Some records:

....

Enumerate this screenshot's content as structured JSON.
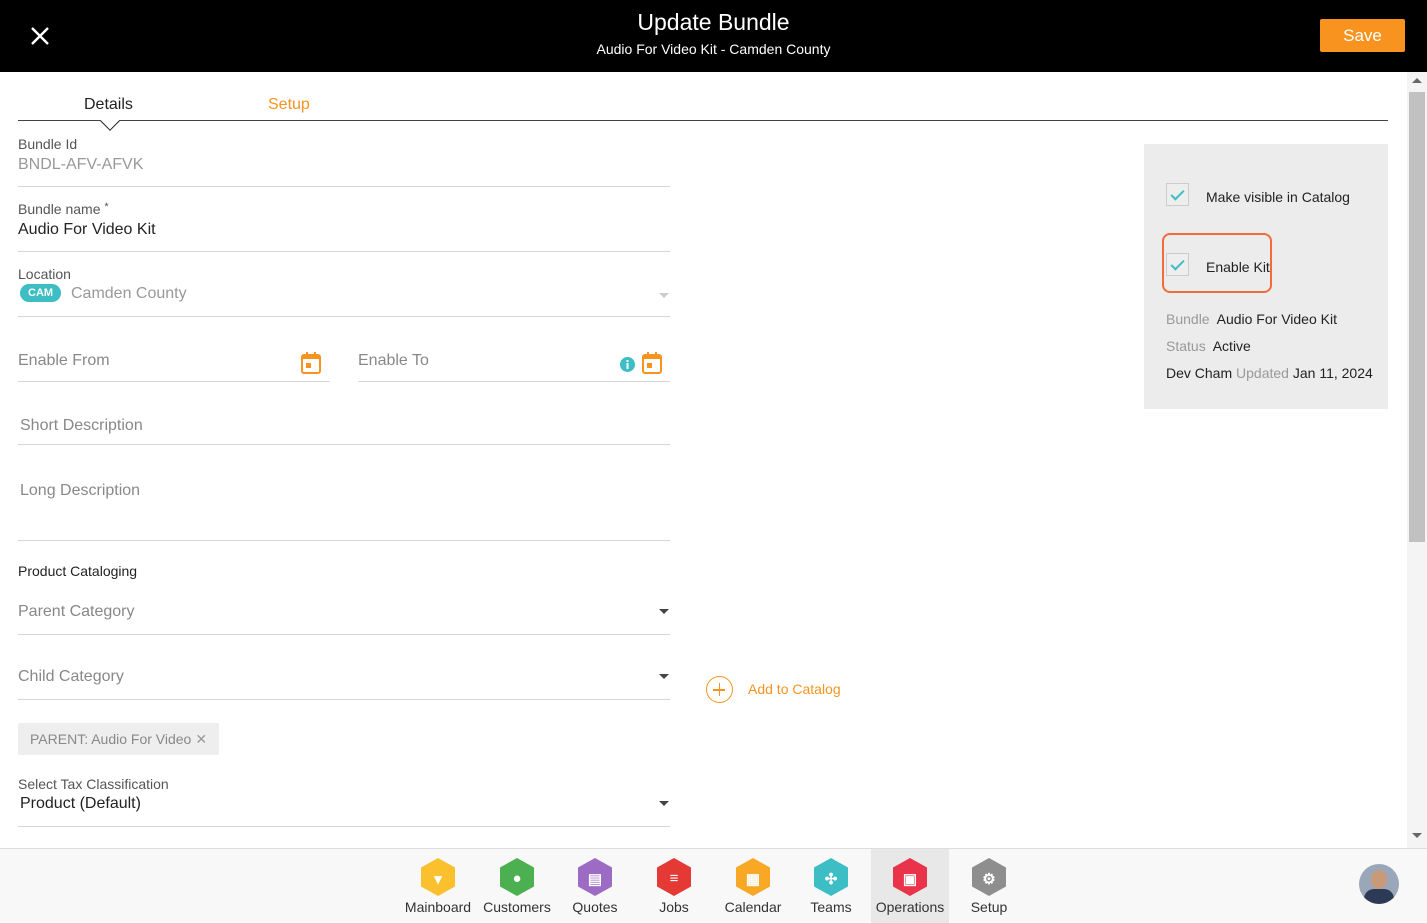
{
  "header": {
    "title": "Update Bundle",
    "subtitle": "Audio For Video Kit - Camden County",
    "save_label": "Save"
  },
  "tabs": [
    {
      "label": "Details",
      "active": true
    },
    {
      "label": "Setup",
      "active": false
    }
  ],
  "form": {
    "bundle_id": {
      "label": "Bundle Id",
      "value": "BNDL-AFV-AFVK"
    },
    "bundle_name": {
      "label": "Bundle name",
      "required": "*",
      "value": "Audio For Video Kit"
    },
    "location": {
      "label": "Location",
      "badge": "CAM",
      "value": "Camden County"
    },
    "enable_from": {
      "placeholder": "Enable From"
    },
    "enable_to": {
      "placeholder": "Enable To"
    },
    "short_description": {
      "placeholder": "Short Description"
    },
    "long_description": {
      "placeholder": "Long Description"
    },
    "product_cataloging": {
      "heading": "Product Cataloging"
    },
    "parent_category": {
      "placeholder": "Parent Category"
    },
    "child_category": {
      "placeholder": "Child Category"
    },
    "add_to_catalog_label": "Add to Catalog",
    "catalog_chip": "PARENT: Audio For Video",
    "tax": {
      "label": "Select Tax Classification",
      "value": "Product (Default)"
    }
  },
  "side_panel": {
    "make_visible": {
      "label": "Make visible in Catalog",
      "checked": true
    },
    "enable_kit": {
      "label": "Enable Kit",
      "checked": true
    },
    "bundle_key": "Bundle",
    "bundle_value": "Audio For Video Kit",
    "status_key": "Status",
    "status_value": "Active",
    "updated_by": "Dev Cham",
    "updated_key": "Updated",
    "updated_date": "Jan 11, 2024"
  },
  "bottom_nav": [
    {
      "label": "Mainboard",
      "icon": "mainboard-icon",
      "color": "#fbc02d"
    },
    {
      "label": "Customers",
      "icon": "customers-icon",
      "color": "#4caf50"
    },
    {
      "label": "Quotes",
      "icon": "quotes-icon",
      "color": "#9c6bc4"
    },
    {
      "label": "Jobs",
      "icon": "jobs-icon",
      "color": "#e53935"
    },
    {
      "label": "Calendar",
      "icon": "calendar-icon",
      "color": "#f9a825"
    },
    {
      "label": "Teams",
      "icon": "teams-icon",
      "color": "#3dbdc4"
    },
    {
      "label": "Operations",
      "icon": "operations-icon",
      "color": "#e8334a",
      "active": true
    },
    {
      "label": "Setup",
      "icon": "setup-icon",
      "color": "#8e8e8e"
    }
  ],
  "colors": {
    "accent": "#f7931e",
    "teal": "#3dbdc4",
    "highlight": "#f26b3a"
  }
}
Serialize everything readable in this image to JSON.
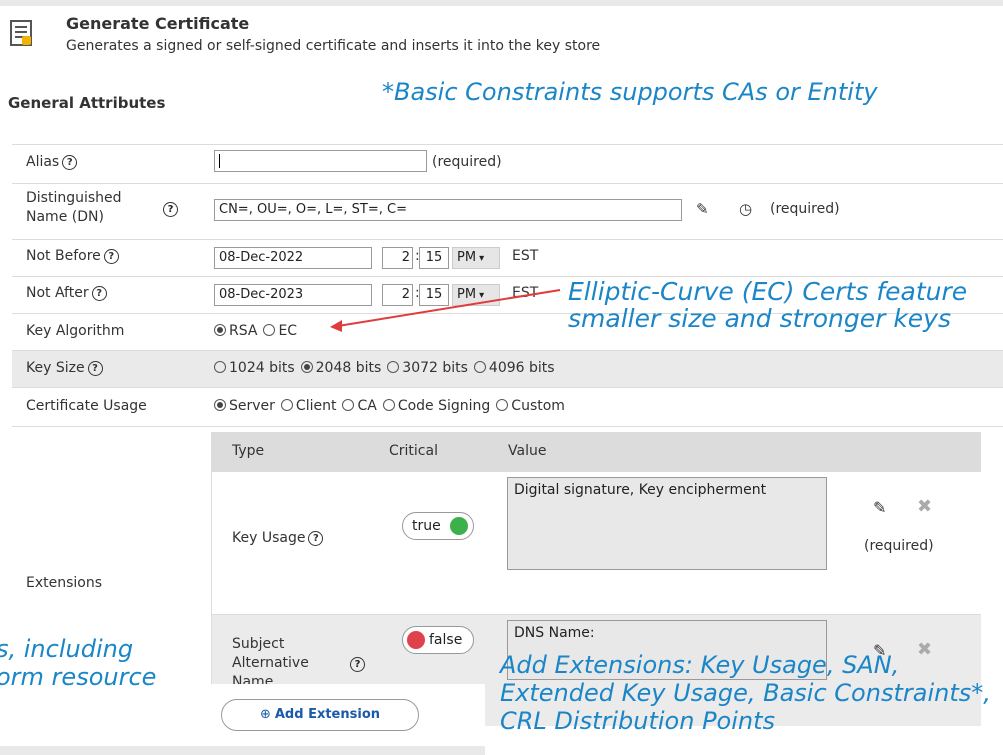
{
  "header": {
    "icon": "certificate-document-icon",
    "title": "Generate Certificate",
    "subtitle": "Generates a signed or self-signed certificate and inserts it into the key store"
  },
  "section_title": "General Attributes",
  "form": {
    "alias": {
      "label": "Alias",
      "value": "",
      "note": "(required)"
    },
    "dn": {
      "label_line1": "Distinguished",
      "label_line2": "Name (DN)",
      "value": "CN=, OU=, O=, L=, ST=, C=",
      "note": "(required)"
    },
    "not_before": {
      "label": "Not Before",
      "date": "08-Dec-2022",
      "hour": "2",
      "minute": "15",
      "ampm": "PM",
      "tz": "EST"
    },
    "not_after": {
      "label": "Not After",
      "date": "08-Dec-2023",
      "hour": "2",
      "minute": "15",
      "ampm": "PM",
      "tz": "EST"
    },
    "key_algorithm": {
      "label": "Key Algorithm",
      "options": [
        "RSA",
        "EC"
      ],
      "selected": "RSA"
    },
    "key_size": {
      "label": "Key Size",
      "options": [
        "1024 bits",
        "2048 bits",
        "3072 bits",
        "4096 bits"
      ],
      "selected": "2048 bits"
    },
    "cert_usage": {
      "label": "Certificate Usage",
      "options": [
        "Server",
        "Client",
        "CA",
        "Code Signing",
        "Custom"
      ],
      "selected": "Server"
    }
  },
  "extensions": {
    "label": "Extensions",
    "columns": [
      "Type",
      "Critical",
      "Value"
    ],
    "rows": [
      {
        "type": "Key Usage",
        "critical": "true",
        "value": "Digital signature, Key encipherment",
        "note": "(required)"
      },
      {
        "type_line1": "Subject",
        "type_line2": "Alternative",
        "type_line3": "Name",
        "critical": "false",
        "value": "DNS Name:"
      }
    ],
    "add_button": "Add Extension"
  },
  "annotations": {
    "basic_constraints": "*Basic Constraints supports CAs or Entity",
    "ec_line1": "Elliptic-Curve (EC) Certs feature",
    "ec_line2": "smaller size and stronger keys",
    "left_line1": "s, including",
    "left_line2": "orm resource",
    "ext_line1": "Add Extensions: Key Usage, SAN,",
    "ext_line2": "Extended Key Usage, Basic Constraints*,",
    "ext_line3": "CRL Distribution Points"
  },
  "colors": {
    "annotation": "#1a86c8",
    "toggle_true": "#3cb04a",
    "toggle_false": "#e0414a",
    "arrow": "#e03c3c"
  }
}
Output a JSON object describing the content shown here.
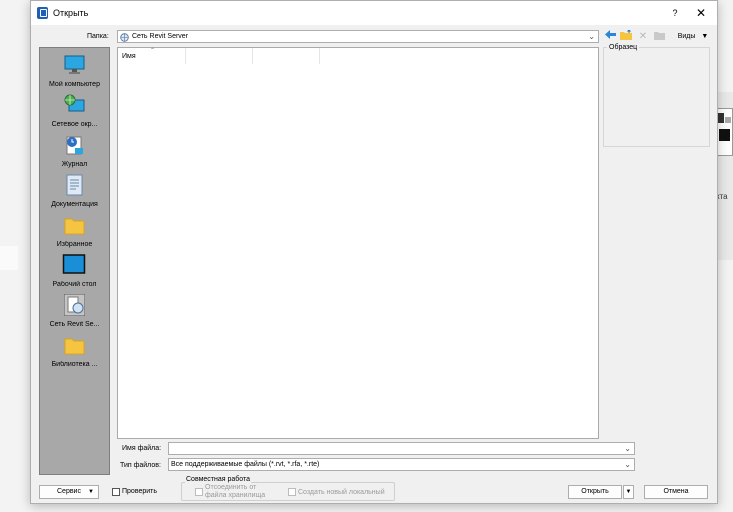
{
  "window": {
    "title": "Открыть",
    "help_glyph": "?",
    "close_glyph": "✕"
  },
  "folder": {
    "label": "Папка:",
    "value": "Сеть Revit Server"
  },
  "toolbar": {
    "views_label": "Виды"
  },
  "places": [
    {
      "label": "Мой компьютер",
      "icon": "computer-icon"
    },
    {
      "label": "Сетевое окр...",
      "icon": "network-icon"
    },
    {
      "label": "Журнал",
      "icon": "history-icon"
    },
    {
      "label": "Документация",
      "icon": "documents-icon"
    },
    {
      "label": "Избранное",
      "icon": "favorites-folder-icon"
    },
    {
      "label": "Рабочий стол",
      "icon": "desktop-icon"
    },
    {
      "label": "Сеть Revit Se...",
      "icon": "revit-server-icon"
    },
    {
      "label": "Библиотека ...",
      "icon": "library-folder-icon"
    }
  ],
  "file_list": {
    "columns": [
      "Имя",
      "",
      "",
      ""
    ]
  },
  "preview": {
    "label": "Образец"
  },
  "file_name": {
    "label": "Имя файла:",
    "value": ""
  },
  "file_type": {
    "label": "Тип файлов:",
    "value": "Все поддерживаемые файлы (*.rvt, *.rfa, *.rte)"
  },
  "bottom": {
    "service_label": "Сервис",
    "verify_label": "Проверить",
    "collab_group_label": "Совместная работа",
    "detach_label": "Отсоединить от файла хранилища",
    "create_local_label": "Создать новый локальный",
    "open_label": "Открыть",
    "cancel_label": "Отмена"
  },
  "background": {
    "partial_text": "кта"
  },
  "colors": {
    "accent": "#1f5fb5",
    "places_bg": "#a8a8a8",
    "folder_yellow": "#f5c542"
  }
}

....

__Directions__
Replicate the material above verbatim; images stay out of the copy.

__Exercise response__
Enumerate this screenshot's content as structured JSON.
{
  "header": {
    "title": "Update Bundle",
    "subtitle": "Audio For Video Kit - Camden County",
    "save_label": "Save"
  },
  "tabs": [
    {
      "label": "Details",
      "active": true
    },
    {
      "label": "Setup",
      "active": false
    }
  ],
  "form": {
    "bundle_id": {
      "label": "Bundle Id",
      "value": "BNDL-AFV-AFVK"
    },
    "bundle_name": {
      "label": "Bundle name",
      "required": "*",
      "value": "Audio For Video Kit"
    },
    "location": {
      "label": "Location",
      "badge": "CAM",
      "value": "Camden County"
    },
    "enable_from": {
      "placeholder": "Enable From"
    },
    "enable_to": {
      "placeholder": "Enable To"
    },
    "short_description": {
      "placeholder": "Short Description"
    },
    "long_description": {
      "placeholder": "Long Description"
    },
    "product_cataloging": {
      "heading": "Product Cataloging"
    },
    "parent_category": {
      "placeholder": "Parent Category"
    },
    "child_category": {
      "placeholder": "Child Category"
    },
    "add_to_catalog_label": "Add to Catalog",
    "catalog_chip": "PARENT: Audio For Video",
    "tax": {
      "label": "Select Tax Classification",
      "value": "Product (Default)"
    }
  },
  "side_panel": {
    "make_visible": {
      "label": "Make visible in Catalog",
      "checked": true
    },
    "enable_kit": {
      "label": "Enable Kit",
      "checked": true
    },
    "bundle_key": "Bundle",
    "bundle_value": "Audio For Video Kit",
    "status_key": "Status",
    "status_value": "Active",
    "updated_by": "Dev Cham",
    "updated_key": "Updated",
    "updated_date": "Jan 11, 2024"
  },
  "bottom_nav": [
    {
      "label": "Mainboard",
      "icon": "mainboard-icon",
      "color": "#fbc02d"
    },
    {
      "label": "Customers",
      "icon": "customers-icon",
      "color": "#4caf50"
    },
    {
      "label": "Quotes",
      "icon": "quotes-icon",
      "color": "#9c6bc4"
    },
    {
      "label": "Jobs",
      "icon": "jobs-icon",
      "color": "#e53935"
    },
    {
      "label": "Calendar",
      "icon": "calendar-icon",
      "color": "#f9a825"
    },
    {
      "label": "Teams",
      "icon": "teams-icon",
      "color": "#3dbdc4"
    },
    {
      "label": "Operations",
      "icon": "operations-icon",
      "color": "#e8334a",
      "active": true
    },
    {
      "label": "Setup",
      "icon": "setup-icon",
      "color": "#8e8e8e"
    }
  ],
  "colors": {
    "accent": "#f7931e",
    "teal": "#3dbdc4",
    "highlight": "#f26b3a"
  }
}
Serialize everything readable in this image to JSON.
{
  "header": {
    "icon": "certificate-document-icon",
    "title": "Generate Certificate",
    "subtitle": "Generates a signed or self-signed certificate and inserts it into the key store"
  },
  "section_title": "General Attributes",
  "form": {
    "alias": {
      "label": "Alias",
      "value": "",
      "note": "(required)"
    },
    "dn": {
      "label_line1": "Distinguished",
      "label_line2": "Name (DN)",
      "value": "CN=, OU=, O=, L=, ST=, C=",
      "note": "(required)"
    },
    "not_before": {
      "label": "Not Before",
      "date": "08-Dec-2022",
      "hour": "2",
      "minute": "15",
      "ampm": "PM",
      "tz": "EST"
    },
    "not_after": {
      "label": "Not After",
      "date": "08-Dec-2023",
      "hour": "2",
      "minute": "15",
      "ampm": "PM",
      "tz": "EST"
    },
    "key_algorithm": {
      "label": "Key Algorithm",
      "options": [
        "RSA",
        "EC"
      ],
      "selected": "RSA"
    },
    "key_size": {
      "label": "Key Size",
      "options": [
        "1024 bits",
        "2048 bits",
        "3072 bits",
        "4096 bits"
      ],
      "selected": "2048 bits"
    },
    "cert_usage": {
      "label": "Certificate Usage",
      "options": [
        "Server",
        "Client",
        "CA",
        "Code Signing",
        "Custom"
      ],
      "selected": "Server"
    }
  },
  "extensions": {
    "label": "Extensions",
    "columns": [
      "Type",
      "Critical",
      "Value"
    ],
    "rows": [
      {
        "type": "Key Usage",
        "critical": "true",
        "value": "Digital signature, Key encipherment",
        "note": "(required)"
      },
      {
        "type_line1": "Subject",
        "type_line2": "Alternative",
        "type_line3": "Name",
        "critical": "false",
        "value": "DNS Name:"
      }
    ],
    "add_button": "Add Extension"
  },
  "annotations": {
    "basic_constraints": "*Basic Constraints supports CAs or Entity",
    "ec_line1": "Elliptic-Curve (EC) Certs feature",
    "ec_line2": "smaller size and stronger keys",
    "left_line1": "s, including",
    "left_line2": "orm resource",
    "ext_line1": "Add Extensions: Key Usage, SAN,",
    "ext_line2": "Extended Key Usage, Basic Constraints*,",
    "ext_line3": "CRL Distribution Points"
  },
  "colors": {
    "annotation": "#1a86c8",
    "toggle_true": "#3cb04a",
    "toggle_false": "#e0414a",
    "arrow": "#e03c3c"
  }
}
Output a JSON object describing the content shown here.
{
  "window": {
    "title": "Открыть",
    "help_glyph": "?",
    "close_glyph": "✕"
  },
  "folder": {
    "label": "Папка:",
    "value": "Сеть Revit Server"
  },
  "toolbar": {
    "views_label": "Виды"
  },
  "places": [
    {
      "label": "Мой компьютер",
      "icon": "computer-icon"
    },
    {
      "label": "Сетевое окр...",
      "icon": "network-icon"
    },
    {
      "label": "Журнал",
      "icon": "history-icon"
    },
    {
      "label": "Документация",
      "icon": "documents-icon"
    },
    {
      "label": "Избранное",
      "icon": "favorites-folder-icon"
    },
    {
      "label": "Рабочий стол",
      "icon": "desktop-icon"
    },
    {
      "label": "Сеть Revit Se...",
      "icon": "revit-server-icon"
    },
    {
      "label": "Библиотека ...",
      "icon": "library-folder-icon"
    }
  ],
  "file_list": {
    "columns": [
      "Имя",
      "",
      "",
      ""
    ]
  },
  "preview": {
    "label": "Образец"
  },
  "file_name": {
    "label": "Имя файла:",
    "value": ""
  },
  "file_type": {
    "label": "Тип файлов:",
    "value": "Все поддерживаемые файлы (*.rvt, *.rfa, *.rte)"
  },
  "bottom": {
    "service_label": "Сервис",
    "verify_label": "Проверить",
    "collab_group_label": "Совместная работа",
    "detach_label": "Отсоединить от файла хранилища",
    "create_local_label": "Создать новый локальный",
    "open_label": "Открыть",
    "cancel_label": "Отмена"
  },
  "background": {
    "partial_text": "кта"
  },
  "colors": {
    "accent": "#1f5fb5",
    "places_bg": "#a8a8a8",
    "folder_yellow": "#f5c542"
  }
}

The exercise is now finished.